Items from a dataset
--------------------------------------------------
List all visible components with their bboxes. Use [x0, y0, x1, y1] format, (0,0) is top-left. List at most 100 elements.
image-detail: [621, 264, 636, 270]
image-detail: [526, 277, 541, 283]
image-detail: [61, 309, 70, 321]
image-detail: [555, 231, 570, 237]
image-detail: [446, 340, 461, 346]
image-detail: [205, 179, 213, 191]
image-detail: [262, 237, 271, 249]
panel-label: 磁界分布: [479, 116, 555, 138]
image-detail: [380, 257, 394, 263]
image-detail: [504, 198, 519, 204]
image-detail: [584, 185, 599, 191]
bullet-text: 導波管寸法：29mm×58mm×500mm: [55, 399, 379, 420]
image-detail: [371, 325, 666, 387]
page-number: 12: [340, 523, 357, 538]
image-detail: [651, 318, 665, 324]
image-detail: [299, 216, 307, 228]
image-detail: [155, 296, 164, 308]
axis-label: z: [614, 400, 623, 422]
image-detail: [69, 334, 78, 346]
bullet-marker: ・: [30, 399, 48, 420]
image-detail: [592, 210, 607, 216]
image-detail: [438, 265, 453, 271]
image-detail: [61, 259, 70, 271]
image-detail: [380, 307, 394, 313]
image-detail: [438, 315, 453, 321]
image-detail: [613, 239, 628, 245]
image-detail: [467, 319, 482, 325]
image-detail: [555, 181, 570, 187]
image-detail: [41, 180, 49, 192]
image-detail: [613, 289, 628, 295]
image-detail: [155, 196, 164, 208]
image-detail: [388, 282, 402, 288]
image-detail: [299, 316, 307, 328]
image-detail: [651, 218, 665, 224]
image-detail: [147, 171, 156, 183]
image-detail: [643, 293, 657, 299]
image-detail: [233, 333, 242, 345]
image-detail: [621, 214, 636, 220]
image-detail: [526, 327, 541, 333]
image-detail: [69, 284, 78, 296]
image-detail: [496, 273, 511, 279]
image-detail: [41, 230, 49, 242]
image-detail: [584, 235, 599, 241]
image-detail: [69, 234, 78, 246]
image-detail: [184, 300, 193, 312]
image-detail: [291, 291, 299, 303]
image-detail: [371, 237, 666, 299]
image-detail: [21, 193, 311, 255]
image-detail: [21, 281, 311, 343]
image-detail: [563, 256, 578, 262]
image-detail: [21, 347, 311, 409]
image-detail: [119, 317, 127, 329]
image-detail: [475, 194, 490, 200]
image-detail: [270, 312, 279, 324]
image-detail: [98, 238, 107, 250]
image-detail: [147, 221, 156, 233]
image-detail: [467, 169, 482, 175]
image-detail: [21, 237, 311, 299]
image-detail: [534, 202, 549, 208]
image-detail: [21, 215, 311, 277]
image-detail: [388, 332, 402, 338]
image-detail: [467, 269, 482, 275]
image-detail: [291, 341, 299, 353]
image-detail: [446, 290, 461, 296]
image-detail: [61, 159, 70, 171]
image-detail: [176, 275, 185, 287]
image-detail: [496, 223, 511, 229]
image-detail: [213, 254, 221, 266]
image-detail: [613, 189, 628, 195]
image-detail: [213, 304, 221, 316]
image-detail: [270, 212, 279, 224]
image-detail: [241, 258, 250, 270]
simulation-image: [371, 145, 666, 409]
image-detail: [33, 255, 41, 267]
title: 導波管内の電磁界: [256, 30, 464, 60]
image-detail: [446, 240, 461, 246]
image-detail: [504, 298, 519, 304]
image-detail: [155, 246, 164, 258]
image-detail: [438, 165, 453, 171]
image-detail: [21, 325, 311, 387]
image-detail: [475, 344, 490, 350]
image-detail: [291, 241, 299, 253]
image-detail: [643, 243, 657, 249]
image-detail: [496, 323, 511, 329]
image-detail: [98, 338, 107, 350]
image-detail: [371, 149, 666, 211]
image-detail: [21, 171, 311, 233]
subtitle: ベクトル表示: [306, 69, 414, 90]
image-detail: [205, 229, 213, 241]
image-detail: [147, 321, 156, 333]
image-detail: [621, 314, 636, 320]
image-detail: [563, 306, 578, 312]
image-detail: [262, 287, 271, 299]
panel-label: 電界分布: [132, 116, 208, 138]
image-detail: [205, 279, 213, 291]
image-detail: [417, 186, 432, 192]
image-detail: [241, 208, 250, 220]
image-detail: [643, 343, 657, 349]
--------------------------------------------------
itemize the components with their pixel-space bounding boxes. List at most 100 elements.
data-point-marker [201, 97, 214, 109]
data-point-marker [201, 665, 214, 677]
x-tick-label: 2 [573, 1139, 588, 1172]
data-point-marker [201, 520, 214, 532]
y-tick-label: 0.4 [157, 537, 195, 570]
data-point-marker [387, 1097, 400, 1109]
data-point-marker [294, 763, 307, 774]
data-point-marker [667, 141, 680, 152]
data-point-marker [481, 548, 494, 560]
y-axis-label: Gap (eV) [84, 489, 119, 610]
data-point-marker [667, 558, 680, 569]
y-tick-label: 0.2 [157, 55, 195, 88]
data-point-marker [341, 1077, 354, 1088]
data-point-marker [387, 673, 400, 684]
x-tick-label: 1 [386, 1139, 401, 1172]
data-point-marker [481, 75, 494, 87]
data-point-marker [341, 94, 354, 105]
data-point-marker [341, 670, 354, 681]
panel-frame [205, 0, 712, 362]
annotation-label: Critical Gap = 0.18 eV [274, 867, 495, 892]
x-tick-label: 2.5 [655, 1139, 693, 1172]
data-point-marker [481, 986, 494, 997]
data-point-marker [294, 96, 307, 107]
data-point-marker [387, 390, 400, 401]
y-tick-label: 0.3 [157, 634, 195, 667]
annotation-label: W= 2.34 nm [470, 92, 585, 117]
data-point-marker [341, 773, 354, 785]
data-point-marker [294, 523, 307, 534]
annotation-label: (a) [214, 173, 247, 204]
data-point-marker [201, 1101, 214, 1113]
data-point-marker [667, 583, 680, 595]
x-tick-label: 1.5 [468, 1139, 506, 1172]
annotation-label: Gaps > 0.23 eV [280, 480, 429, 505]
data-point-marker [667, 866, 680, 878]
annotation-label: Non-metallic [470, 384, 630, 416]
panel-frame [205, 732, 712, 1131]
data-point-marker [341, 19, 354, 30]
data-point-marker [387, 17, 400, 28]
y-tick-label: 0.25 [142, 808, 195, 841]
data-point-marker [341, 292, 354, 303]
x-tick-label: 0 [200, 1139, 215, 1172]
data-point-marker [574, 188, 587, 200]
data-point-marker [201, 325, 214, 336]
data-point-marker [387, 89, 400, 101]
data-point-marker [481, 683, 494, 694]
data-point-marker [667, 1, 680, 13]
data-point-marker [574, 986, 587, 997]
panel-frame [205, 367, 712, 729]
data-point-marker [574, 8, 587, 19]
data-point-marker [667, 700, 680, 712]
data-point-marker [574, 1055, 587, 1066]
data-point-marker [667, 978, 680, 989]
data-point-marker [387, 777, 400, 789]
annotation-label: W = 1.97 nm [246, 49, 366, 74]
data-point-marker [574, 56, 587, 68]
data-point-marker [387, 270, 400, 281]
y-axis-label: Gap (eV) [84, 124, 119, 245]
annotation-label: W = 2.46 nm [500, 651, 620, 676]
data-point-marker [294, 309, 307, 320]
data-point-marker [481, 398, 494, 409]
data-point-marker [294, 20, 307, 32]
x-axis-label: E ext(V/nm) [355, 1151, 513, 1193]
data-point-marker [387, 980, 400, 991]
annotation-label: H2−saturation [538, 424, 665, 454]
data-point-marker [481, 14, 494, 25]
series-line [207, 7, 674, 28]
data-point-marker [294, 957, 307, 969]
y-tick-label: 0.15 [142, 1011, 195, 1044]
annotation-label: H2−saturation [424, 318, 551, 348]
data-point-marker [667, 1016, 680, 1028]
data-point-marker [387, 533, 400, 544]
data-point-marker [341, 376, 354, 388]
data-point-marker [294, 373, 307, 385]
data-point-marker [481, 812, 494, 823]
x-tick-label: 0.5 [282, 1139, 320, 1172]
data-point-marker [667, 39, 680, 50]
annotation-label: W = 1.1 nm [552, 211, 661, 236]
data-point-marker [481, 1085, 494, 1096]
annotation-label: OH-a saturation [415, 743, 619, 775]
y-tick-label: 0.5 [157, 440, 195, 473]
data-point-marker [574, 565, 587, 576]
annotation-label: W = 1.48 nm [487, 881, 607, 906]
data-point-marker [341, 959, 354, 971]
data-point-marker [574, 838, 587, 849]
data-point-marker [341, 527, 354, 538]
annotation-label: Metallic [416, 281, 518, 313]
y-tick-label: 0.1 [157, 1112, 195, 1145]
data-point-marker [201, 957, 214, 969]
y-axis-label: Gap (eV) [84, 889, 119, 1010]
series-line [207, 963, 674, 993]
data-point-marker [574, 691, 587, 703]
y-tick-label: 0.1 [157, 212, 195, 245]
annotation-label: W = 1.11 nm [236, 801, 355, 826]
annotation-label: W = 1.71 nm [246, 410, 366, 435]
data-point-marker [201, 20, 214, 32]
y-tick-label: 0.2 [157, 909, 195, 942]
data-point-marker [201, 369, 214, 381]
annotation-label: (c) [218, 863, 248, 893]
--------------------------------------------------
> **WHAT THIS TASK INVOLVES**: Can you return, without any change, the lines from the one containing "List all visible" up to and including the one containing "image-detail: [155, 296, 164, 308]"?

> **FINAL RESULT**:
List all visible components with their bboxes. Use [x0, y0, x1, y1] format, (0,0) is top-left. List at most 100 elements.
image-detail: [621, 264, 636, 270]
image-detail: [526, 277, 541, 283]
image-detail: [61, 309, 70, 321]
image-detail: [555, 231, 570, 237]
image-detail: [446, 340, 461, 346]
image-detail: [205, 179, 213, 191]
image-detail: [262, 237, 271, 249]
panel-label: 磁界分布: [479, 116, 555, 138]
image-detail: [380, 257, 394, 263]
image-detail: [504, 198, 519, 204]
image-detail: [584, 185, 599, 191]
bullet-text: 導波管寸法：29mm×58mm×500mm: [55, 399, 379, 420]
image-detail: [371, 325, 666, 387]
page-number: 12: [340, 523, 357, 538]
image-detail: [651, 318, 665, 324]
image-detail: [299, 216, 307, 228]
image-detail: [155, 296, 164, 308]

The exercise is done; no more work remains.